*BRIEF:*
Check each line of the material. Copy those containing "Scotia".

*DATASET ROWS:*

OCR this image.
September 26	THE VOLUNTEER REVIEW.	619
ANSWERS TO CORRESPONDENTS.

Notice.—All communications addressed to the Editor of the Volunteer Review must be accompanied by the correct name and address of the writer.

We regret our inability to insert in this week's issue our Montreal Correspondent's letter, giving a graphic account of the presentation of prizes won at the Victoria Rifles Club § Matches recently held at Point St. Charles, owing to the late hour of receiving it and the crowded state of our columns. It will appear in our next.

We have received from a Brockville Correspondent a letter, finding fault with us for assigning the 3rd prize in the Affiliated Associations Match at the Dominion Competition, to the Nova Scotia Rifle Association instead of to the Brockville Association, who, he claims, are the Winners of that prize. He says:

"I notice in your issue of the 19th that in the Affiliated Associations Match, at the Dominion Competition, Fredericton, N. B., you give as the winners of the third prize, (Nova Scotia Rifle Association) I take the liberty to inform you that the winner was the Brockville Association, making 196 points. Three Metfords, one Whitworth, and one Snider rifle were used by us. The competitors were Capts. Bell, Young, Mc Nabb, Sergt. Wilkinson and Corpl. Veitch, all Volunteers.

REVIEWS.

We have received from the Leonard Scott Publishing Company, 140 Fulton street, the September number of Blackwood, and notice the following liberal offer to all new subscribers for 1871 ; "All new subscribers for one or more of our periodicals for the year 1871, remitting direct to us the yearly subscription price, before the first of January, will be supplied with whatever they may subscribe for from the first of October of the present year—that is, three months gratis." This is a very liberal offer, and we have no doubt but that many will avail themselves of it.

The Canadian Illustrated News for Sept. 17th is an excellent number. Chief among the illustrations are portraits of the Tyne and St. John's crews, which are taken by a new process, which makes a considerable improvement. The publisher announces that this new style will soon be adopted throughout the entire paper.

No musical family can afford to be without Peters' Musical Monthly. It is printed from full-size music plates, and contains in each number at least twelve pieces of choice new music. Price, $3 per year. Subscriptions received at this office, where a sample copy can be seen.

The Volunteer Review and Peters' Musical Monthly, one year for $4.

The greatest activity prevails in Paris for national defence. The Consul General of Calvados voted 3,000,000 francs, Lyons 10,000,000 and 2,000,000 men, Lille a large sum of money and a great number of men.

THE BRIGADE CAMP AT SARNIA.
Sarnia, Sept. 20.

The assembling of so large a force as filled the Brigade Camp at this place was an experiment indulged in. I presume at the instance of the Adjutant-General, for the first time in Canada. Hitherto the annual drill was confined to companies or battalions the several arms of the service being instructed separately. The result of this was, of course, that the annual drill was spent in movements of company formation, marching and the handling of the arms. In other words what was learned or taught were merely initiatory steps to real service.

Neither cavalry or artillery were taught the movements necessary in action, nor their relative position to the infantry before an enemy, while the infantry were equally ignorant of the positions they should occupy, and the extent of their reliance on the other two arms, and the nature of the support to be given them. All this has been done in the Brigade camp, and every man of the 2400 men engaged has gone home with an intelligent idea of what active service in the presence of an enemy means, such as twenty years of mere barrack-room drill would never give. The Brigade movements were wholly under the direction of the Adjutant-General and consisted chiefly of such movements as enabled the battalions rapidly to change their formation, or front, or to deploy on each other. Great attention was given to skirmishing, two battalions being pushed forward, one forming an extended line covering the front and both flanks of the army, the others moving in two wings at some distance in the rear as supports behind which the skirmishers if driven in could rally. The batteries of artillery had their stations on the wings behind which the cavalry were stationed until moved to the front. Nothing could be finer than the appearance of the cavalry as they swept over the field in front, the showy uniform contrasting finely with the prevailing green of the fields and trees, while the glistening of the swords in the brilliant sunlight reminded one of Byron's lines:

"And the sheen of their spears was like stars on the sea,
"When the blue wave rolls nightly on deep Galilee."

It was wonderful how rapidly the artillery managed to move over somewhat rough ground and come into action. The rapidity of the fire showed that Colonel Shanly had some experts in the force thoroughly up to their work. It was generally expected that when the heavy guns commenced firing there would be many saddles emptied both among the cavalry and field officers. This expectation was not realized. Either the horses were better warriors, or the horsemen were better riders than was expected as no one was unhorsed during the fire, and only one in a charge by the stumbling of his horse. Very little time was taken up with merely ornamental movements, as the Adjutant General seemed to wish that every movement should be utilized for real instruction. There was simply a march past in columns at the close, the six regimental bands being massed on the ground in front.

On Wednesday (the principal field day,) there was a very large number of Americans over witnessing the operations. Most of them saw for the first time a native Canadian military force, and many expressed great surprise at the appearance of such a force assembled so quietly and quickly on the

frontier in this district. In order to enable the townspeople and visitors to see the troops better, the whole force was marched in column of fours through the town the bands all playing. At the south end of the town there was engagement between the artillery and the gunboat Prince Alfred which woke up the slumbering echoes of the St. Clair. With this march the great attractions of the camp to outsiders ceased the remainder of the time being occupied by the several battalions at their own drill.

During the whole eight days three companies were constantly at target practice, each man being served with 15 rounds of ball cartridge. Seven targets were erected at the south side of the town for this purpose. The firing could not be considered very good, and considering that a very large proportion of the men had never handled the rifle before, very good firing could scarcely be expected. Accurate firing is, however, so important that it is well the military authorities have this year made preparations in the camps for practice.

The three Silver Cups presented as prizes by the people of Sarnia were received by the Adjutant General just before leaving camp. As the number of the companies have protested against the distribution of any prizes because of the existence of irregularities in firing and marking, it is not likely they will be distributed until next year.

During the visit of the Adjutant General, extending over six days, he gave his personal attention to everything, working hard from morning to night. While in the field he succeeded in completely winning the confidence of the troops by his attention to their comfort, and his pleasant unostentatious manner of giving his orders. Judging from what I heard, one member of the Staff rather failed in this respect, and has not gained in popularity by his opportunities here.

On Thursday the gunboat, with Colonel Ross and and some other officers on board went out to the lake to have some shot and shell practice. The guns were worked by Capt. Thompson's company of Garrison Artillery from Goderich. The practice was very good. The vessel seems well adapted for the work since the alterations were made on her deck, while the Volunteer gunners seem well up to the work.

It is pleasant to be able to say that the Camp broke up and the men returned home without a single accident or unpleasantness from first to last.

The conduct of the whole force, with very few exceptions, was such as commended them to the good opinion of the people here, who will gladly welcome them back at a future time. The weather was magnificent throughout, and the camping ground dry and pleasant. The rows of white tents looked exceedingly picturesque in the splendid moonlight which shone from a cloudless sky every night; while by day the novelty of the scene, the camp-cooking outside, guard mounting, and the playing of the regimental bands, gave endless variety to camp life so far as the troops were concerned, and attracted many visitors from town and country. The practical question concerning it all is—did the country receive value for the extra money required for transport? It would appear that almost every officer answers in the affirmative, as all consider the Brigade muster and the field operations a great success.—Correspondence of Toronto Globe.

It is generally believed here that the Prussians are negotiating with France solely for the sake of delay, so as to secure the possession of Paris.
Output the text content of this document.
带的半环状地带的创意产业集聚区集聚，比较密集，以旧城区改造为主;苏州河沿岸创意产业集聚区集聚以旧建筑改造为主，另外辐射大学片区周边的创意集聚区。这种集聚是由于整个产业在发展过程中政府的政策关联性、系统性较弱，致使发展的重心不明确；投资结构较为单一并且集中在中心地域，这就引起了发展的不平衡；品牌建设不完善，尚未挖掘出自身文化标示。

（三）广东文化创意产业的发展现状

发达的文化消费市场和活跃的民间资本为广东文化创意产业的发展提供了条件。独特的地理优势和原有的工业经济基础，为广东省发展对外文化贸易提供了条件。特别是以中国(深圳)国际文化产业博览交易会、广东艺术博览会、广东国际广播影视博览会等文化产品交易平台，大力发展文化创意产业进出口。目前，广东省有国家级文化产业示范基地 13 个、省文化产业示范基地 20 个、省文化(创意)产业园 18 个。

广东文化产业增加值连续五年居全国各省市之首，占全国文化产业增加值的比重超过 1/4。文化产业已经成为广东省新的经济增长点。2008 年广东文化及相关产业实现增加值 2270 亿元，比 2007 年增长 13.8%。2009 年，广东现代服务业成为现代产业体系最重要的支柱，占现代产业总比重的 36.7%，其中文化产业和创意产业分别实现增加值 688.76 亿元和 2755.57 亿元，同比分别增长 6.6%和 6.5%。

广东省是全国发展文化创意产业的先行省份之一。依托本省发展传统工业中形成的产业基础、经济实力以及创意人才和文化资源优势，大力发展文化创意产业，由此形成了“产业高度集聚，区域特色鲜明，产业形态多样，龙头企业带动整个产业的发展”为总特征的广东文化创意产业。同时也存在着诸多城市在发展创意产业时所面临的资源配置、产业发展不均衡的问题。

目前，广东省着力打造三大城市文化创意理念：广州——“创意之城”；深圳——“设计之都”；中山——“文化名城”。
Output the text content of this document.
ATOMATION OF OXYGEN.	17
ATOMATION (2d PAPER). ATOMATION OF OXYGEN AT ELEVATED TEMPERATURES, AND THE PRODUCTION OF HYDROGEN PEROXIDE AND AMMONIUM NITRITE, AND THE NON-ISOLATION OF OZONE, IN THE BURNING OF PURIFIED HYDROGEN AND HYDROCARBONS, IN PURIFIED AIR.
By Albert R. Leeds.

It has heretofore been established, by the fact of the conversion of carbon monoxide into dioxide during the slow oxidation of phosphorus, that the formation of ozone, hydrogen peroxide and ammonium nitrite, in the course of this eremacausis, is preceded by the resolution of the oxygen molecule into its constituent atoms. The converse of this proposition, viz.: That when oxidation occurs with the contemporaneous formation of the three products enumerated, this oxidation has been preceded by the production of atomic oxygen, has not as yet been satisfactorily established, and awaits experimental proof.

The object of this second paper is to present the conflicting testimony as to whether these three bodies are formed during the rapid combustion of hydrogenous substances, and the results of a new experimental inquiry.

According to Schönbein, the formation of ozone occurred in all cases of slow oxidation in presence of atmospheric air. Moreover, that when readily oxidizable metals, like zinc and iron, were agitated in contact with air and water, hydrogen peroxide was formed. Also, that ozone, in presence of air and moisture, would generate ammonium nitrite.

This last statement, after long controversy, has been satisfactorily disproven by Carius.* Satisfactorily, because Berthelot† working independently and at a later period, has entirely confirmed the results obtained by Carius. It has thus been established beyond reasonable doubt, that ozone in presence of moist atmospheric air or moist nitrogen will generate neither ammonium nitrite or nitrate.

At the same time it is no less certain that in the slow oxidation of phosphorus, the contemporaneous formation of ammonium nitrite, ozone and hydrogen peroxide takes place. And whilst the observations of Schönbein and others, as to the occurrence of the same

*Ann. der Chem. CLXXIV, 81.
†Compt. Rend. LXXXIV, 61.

*THE RESPONSE:*
We have received from a Brockville Correspondent a letter, finding fault with us for assigning the 3rd prize in the Affiliated Associations Match at the Dominion Competition, to the Nova Scotia Rifle Association instead of to the Brockville Association, who, he claims, are the Winners of that prize. He says:
"I notice in your issue of the 19th that in the Affiliated Associations Match, at the Dominion Competition, Fredericton, N. B., you give as the winners of the third prize, (Nova Scotia Rifle Association) I take the liberty to inform you that the winner was the Brockville Association, making 196 points. Three Metfords, one Whitworth, and one Snider rifle were used by us. The competitors were Capts. Bell, Young, Mc Nabb, Sergt. Wilkinson and Corpl. Veitch, all Volunteers.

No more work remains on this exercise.